▶ _Task goal_
Your task is to transcribe all the entries exactly, excluding pictures.

####

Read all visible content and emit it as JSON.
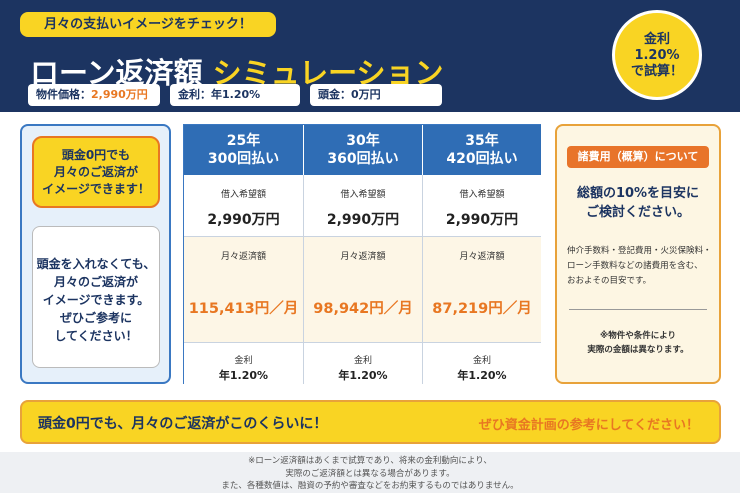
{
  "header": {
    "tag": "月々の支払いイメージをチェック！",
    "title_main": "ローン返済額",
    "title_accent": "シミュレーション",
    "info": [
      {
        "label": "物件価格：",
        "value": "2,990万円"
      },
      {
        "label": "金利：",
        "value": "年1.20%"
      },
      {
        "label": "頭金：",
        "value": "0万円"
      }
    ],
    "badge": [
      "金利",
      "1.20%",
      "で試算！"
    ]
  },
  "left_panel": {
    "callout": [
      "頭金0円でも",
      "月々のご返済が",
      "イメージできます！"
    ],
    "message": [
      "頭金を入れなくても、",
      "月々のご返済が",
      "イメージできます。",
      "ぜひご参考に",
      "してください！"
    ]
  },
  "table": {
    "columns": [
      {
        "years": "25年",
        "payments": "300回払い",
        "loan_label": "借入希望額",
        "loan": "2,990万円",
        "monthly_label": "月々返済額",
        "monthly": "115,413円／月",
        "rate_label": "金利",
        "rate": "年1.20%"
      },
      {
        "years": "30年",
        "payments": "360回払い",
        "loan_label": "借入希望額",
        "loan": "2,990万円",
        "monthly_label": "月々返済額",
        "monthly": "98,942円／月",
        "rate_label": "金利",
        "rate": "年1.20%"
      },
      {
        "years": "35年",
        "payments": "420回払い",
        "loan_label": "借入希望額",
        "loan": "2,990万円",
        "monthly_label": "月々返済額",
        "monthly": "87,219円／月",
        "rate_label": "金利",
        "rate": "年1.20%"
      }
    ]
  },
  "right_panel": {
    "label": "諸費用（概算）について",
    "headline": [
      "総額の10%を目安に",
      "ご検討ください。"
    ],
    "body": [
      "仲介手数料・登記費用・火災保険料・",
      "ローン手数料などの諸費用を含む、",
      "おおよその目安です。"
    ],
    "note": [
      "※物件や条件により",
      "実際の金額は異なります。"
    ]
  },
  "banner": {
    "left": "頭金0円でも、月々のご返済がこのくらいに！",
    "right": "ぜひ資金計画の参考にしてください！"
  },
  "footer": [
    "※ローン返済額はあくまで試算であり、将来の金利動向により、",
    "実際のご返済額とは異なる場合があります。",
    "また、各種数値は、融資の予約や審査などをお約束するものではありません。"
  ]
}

####

▶ _Answer_
Read all visible content and emit it as JSON.
{
  "header": {
    "tag": "月々の支払いイメージをチェック！",
    "title_main": "ローン返済額",
    "title_accent": "シミュレーション",
    "info": [
      {
        "label": "物件価格：",
        "value": "2,990万円"
      },
      {
        "label": "金利：",
        "value": "年1.20%"
      },
      {
        "label": "頭金：",
        "value": "0万円"
      }
    ],
    "badge": [
      "金利",
      "1.20%",
      "で試算！"
    ]
  },
  "left_panel": {
    "callout": [
      "頭金0円でも",
      "月々のご返済が",
      "イメージできます！"
    ],
    "message": [
      "頭金を入れなくても、",
      "月々のご返済が",
      "イメージできます。",
      "ぜひご参考に",
      "してください！"
    ]
  },
  "table": {
    "columns": [
      {
        "years": "25年",
        "payments": "300回払い",
        "loan_label": "借入希望額",
        "loan": "2,990万円",
        "monthly_label": "月々返済額",
        "monthly": "115,413円／月",
        "rate_label": "金利",
        "rate": "年1.20%"
      },
      {
        "years": "30年",
        "payments": "360回払い",
        "loan_label": "借入希望額",
        "loan": "2,990万円",
        "monthly_label": "月々返済額",
        "monthly": "98,942円／月",
        "rate_label": "金利",
        "rate": "年1.20%"
      },
      {
        "years": "35年",
        "payments": "420回払い",
        "loan_label": "借入希望額",
        "loan": "2,990万円",
        "monthly_label": "月々返済額",
        "monthly": "87,219円／月",
        "rate_label": "金利",
        "rate": "年1.20%"
      }
    ]
  },
  "right_panel": {
    "label": "諸費用（概算）について",
    "headline": [
      "総額の10%を目安に",
      "ご検討ください。"
    ],
    "body": [
      "仲介手数料・登記費用・火災保険料・",
      "ローン手数料などの諸費用を含む、",
      "おおよその目安です。"
    ],
    "note": [
      "※物件や条件により",
      "実際の金額は異なります。"
    ]
  },
  "banner": {
    "left": "頭金0円でも、月々のご返済がこのくらいに！",
    "right": "ぜひ資金計画の参考にしてください！"
  },
  "footer": [
    "※ローン返済額はあくまで試算であり、将来の金利動向により、",
    "実際のご返済額とは異なる場合があります。",
    "また、各種数値は、融資の予約や審査などをお約束するものではありません。"
  ]
}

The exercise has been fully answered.